GIVEN DATA:

========================================================================

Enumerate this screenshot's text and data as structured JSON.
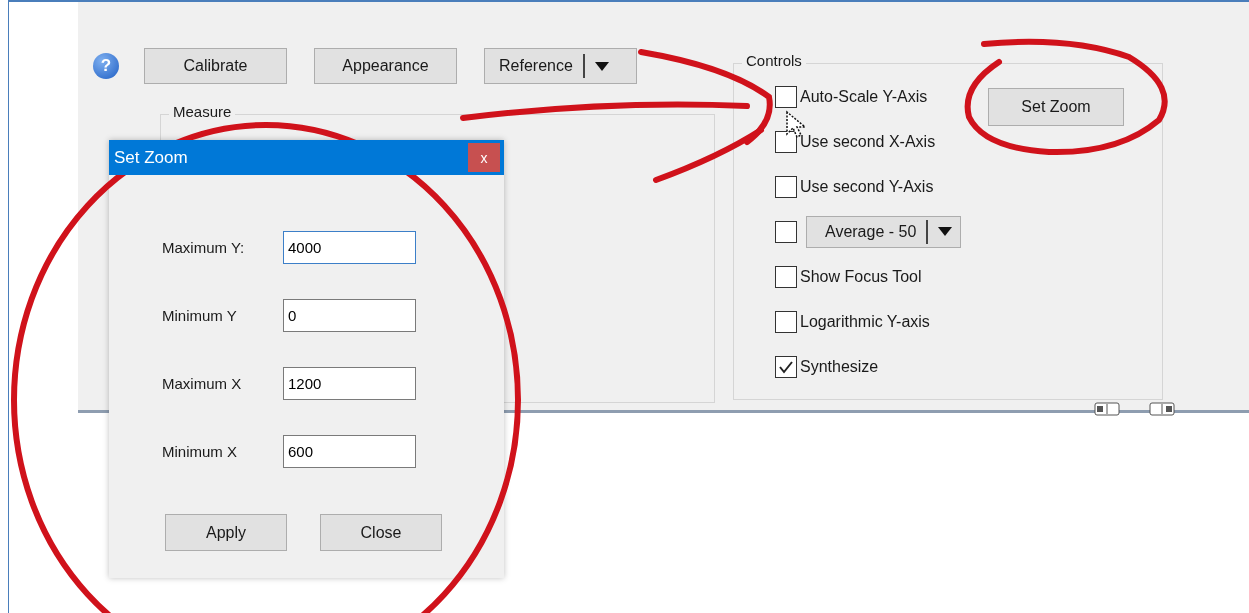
{
  "toolbar": {
    "help_glyph": "?",
    "buttons": [
      {
        "kind": "button",
        "label": "Calibrate"
      },
      {
        "kind": "button",
        "label": "Appearance"
      },
      {
        "kind": "split",
        "label": "Reference"
      }
    ]
  },
  "measure_group": {
    "title": "Measure"
  },
  "controls_group": {
    "title": "Controls",
    "set_zoom_button": "Set Zoom",
    "options": [
      {
        "kind": "checkbox",
        "label": "Auto-Scale Y-Axis",
        "checked": false
      },
      {
        "kind": "checkbox",
        "label": "Use second X-Axis",
        "checked": false
      },
      {
        "kind": "checkbox",
        "label": "Use second Y-Axis",
        "checked": false
      },
      {
        "kind": "checkbox_dropdown",
        "value": "Average - 50",
        "checked": false
      },
      {
        "kind": "checkbox",
        "label": "Show Focus Tool",
        "checked": false
      },
      {
        "kind": "checkbox",
        "label": "Logarithmic Y-axis",
        "checked": false
      },
      {
        "kind": "checkbox",
        "label": "Synthesize",
        "checked": true
      }
    ]
  },
  "dialog": {
    "title": "Set Zoom",
    "close_glyph": "x",
    "fields": [
      {
        "label": "Maximum Y:",
        "value": "4000",
        "focused": true
      },
      {
        "label": "Minimum Y",
        "value": "0",
        "focused": false
      },
      {
        "label": "Maximum X",
        "value": "1200",
        "focused": false
      },
      {
        "label": "Minimum X",
        "value": "600",
        "focused": false
      }
    ],
    "buttons": [
      "Apply",
      "Close"
    ]
  }
}
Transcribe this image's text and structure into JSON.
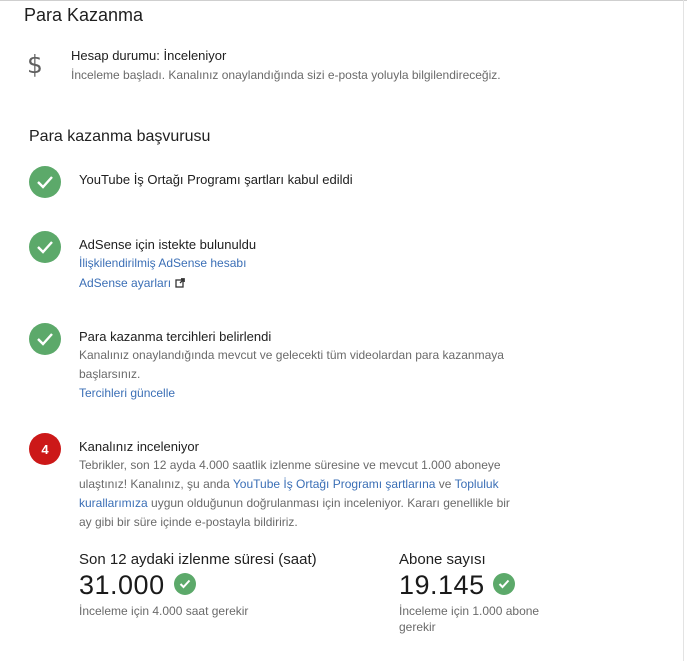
{
  "page_title": "Para Kazanma",
  "status": {
    "icon": "dollar-icon",
    "title": "Hesap durumu: İnceleniyor",
    "description": "İnceleme başladı. Kanalınız onaylandığında sizi e-posta yoluyla bilgilendireceğiz."
  },
  "section_title": "Para kazanma başvurusu",
  "steps": [
    {
      "icon": "check-icon",
      "title": "YouTube İş Ortağı Programı şartları kabul edildi"
    },
    {
      "icon": "check-icon",
      "title": "AdSense için istekte bulunuldu",
      "link1": "İlişkilendirilmiş AdSense hesabı",
      "link2": "AdSense ayarları"
    },
    {
      "icon": "check-icon",
      "title": "Para kazanma tercihleri belirlendi",
      "desc1": "Kanalınız onaylandığında mevcut ve gelecekti tüm videolardan para kazanmaya",
      "desc2": "başlarsınız.",
      "link": "Tercihleri güncelle"
    },
    {
      "number": "4",
      "title": "Kanalınız inceleniyor",
      "desc_line1": "Tebrikler, son 12 ayda 4.000 saatlik izlenme süresine ve mevcut 1.000 aboneye",
      "desc_line2_a": "ulaştınız! Kanalınız, şu anda ",
      "desc_line2_link1": "YouTube İş Ortağı Programı şartlarına",
      "desc_line2_b": " ve ",
      "desc_line2_link2": "Topluluk",
      "desc_line3_link": "kurallarımıza",
      "desc_line3_b": " uygun olduğunun doğrulanması için inceleniyor. Kararı genellikle bir",
      "desc_line4": "ay gibi bir süre içinde e-postayla bildiririz."
    }
  ],
  "metrics": [
    {
      "label": "Son 12 aydaki izlenme süresi (saat)",
      "value": "31.000",
      "requirement": "İnceleme için 4.000 saat gerekir"
    },
    {
      "label": "Abone sayısı",
      "value": "19.145",
      "requirement_line1": "İnceleme için 1.000 abone",
      "requirement_line2": "gerekir"
    }
  ],
  "colors": {
    "check": "#5ca96a",
    "badge": "#cc1818",
    "link": "#3b6fb6"
  }
}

========================================================================

TASK TO COMPLETE: Identify each line of the material where the word "Zoom" shows up, and copy it.

COMPLETE ANSWER:
    "set_zoom_button": "Set Zoom",
    "title": "Set Zoom",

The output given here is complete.